■ Goal of the exercise
Every line of the data that contains the string "JSON" must be copied.

■ Recorded information
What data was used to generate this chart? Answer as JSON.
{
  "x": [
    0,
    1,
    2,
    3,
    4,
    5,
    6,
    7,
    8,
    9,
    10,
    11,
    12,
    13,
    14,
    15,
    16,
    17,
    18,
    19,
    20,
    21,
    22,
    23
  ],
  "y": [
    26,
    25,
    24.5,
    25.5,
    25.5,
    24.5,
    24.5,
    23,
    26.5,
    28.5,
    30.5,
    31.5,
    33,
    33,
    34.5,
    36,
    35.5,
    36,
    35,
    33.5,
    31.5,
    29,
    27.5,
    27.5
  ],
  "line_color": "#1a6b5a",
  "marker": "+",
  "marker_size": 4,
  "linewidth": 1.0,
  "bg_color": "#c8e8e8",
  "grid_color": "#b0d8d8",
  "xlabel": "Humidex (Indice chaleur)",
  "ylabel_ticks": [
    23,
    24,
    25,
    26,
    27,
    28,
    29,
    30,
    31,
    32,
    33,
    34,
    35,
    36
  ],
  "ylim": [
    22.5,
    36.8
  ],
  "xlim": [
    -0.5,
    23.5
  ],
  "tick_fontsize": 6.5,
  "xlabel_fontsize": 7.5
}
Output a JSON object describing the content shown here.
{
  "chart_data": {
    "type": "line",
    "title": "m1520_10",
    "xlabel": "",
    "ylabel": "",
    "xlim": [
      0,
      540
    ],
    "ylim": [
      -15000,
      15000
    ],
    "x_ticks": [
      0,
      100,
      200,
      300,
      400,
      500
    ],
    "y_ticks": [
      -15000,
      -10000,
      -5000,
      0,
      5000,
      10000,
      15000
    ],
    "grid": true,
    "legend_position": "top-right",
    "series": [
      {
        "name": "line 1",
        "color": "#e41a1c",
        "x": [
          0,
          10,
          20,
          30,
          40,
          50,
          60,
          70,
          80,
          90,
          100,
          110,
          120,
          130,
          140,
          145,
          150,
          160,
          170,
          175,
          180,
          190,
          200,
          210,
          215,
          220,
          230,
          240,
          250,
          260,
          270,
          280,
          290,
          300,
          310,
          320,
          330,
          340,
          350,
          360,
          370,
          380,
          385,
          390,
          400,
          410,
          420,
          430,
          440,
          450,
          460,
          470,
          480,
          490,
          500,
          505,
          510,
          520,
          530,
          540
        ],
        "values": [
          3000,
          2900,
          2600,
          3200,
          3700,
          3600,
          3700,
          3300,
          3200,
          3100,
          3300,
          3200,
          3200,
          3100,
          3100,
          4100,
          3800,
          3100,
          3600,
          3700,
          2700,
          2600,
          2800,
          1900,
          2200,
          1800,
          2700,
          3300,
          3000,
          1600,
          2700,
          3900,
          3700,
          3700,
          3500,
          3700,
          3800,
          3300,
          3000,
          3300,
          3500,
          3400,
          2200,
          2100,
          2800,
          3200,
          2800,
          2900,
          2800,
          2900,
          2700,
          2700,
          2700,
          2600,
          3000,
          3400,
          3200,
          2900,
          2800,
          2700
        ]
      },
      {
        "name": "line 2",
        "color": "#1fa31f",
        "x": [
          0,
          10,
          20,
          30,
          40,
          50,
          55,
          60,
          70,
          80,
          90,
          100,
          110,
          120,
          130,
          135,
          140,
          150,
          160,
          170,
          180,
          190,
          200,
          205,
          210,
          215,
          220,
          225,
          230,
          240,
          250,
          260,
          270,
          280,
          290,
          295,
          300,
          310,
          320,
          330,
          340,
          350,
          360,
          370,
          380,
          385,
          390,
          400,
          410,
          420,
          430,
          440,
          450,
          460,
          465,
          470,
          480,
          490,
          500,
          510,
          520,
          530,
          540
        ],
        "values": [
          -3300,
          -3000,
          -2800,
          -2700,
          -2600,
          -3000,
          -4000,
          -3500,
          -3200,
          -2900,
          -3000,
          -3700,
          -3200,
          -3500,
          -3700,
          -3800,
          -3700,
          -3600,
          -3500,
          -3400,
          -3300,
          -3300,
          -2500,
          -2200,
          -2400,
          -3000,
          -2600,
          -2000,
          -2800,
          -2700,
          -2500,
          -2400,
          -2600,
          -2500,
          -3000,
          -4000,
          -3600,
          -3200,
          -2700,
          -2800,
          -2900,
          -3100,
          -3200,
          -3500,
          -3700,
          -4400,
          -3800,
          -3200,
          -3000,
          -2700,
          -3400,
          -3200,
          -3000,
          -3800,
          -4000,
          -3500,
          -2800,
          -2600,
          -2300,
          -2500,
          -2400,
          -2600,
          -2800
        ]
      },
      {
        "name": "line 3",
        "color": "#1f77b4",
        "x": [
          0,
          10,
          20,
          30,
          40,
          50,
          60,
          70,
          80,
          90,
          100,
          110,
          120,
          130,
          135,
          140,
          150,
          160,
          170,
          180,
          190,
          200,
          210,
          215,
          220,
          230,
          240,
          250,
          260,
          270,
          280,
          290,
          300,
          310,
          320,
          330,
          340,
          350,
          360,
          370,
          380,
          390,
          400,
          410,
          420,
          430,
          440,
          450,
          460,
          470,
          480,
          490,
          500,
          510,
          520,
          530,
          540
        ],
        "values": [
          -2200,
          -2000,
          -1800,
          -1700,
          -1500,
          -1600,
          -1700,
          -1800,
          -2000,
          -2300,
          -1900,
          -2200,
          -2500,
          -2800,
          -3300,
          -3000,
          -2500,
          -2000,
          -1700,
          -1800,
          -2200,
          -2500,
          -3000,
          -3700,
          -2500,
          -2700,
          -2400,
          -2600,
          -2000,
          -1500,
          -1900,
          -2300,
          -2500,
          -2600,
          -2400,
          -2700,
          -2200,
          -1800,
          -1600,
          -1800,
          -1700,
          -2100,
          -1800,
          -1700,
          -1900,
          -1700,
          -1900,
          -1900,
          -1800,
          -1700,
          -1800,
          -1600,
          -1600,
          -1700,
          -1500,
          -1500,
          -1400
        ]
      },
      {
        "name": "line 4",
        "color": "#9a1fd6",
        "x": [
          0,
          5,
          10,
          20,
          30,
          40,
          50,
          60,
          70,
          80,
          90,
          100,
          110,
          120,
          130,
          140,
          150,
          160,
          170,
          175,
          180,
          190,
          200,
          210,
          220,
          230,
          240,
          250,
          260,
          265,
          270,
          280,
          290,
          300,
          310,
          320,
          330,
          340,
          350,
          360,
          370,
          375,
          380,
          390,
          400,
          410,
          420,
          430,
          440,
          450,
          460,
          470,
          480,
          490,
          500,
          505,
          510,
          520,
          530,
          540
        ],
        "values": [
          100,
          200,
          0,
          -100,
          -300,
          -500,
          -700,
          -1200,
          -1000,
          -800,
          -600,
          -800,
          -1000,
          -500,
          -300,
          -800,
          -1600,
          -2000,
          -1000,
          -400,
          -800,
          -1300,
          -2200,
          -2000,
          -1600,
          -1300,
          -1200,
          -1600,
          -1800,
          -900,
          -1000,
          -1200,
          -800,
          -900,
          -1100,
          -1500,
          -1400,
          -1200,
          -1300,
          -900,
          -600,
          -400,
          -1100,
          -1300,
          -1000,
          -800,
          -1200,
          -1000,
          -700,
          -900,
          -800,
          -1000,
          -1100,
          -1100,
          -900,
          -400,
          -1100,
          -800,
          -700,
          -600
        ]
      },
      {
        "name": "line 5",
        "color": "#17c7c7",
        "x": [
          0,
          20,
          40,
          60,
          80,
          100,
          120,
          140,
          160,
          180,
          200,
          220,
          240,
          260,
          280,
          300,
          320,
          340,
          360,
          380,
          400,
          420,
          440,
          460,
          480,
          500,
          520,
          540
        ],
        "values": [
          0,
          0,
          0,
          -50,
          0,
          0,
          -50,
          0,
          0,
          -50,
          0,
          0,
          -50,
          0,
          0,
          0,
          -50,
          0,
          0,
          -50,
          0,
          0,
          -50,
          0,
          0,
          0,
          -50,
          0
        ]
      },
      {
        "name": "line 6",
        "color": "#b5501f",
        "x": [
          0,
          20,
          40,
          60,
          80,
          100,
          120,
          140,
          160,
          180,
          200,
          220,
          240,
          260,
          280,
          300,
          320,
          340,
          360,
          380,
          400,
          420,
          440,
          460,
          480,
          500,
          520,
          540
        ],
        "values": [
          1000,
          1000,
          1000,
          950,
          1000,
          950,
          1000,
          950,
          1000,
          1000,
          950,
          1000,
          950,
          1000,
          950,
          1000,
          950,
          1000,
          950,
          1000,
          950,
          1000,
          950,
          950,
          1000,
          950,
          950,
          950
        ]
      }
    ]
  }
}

...

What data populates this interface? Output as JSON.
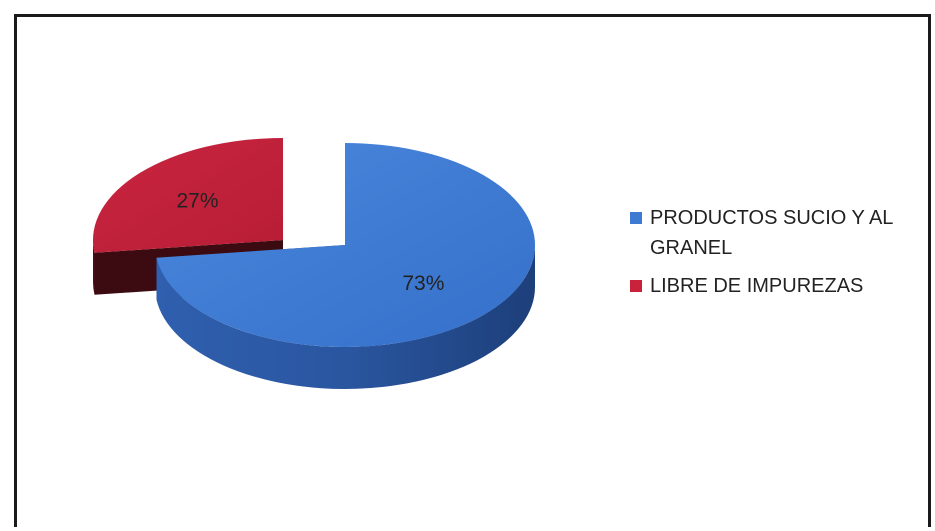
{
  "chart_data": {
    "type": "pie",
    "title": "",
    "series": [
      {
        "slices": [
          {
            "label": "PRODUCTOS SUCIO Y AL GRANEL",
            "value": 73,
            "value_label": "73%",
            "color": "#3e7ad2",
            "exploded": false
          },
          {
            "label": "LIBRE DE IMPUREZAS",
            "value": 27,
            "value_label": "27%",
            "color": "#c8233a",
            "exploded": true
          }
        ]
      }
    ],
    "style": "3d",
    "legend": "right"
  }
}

■ Result of the exercise
What data was used to generate this chart? Answer as JSON.
Output a JSON object describing the content shown here.
What data populates this interface? Output as JSON.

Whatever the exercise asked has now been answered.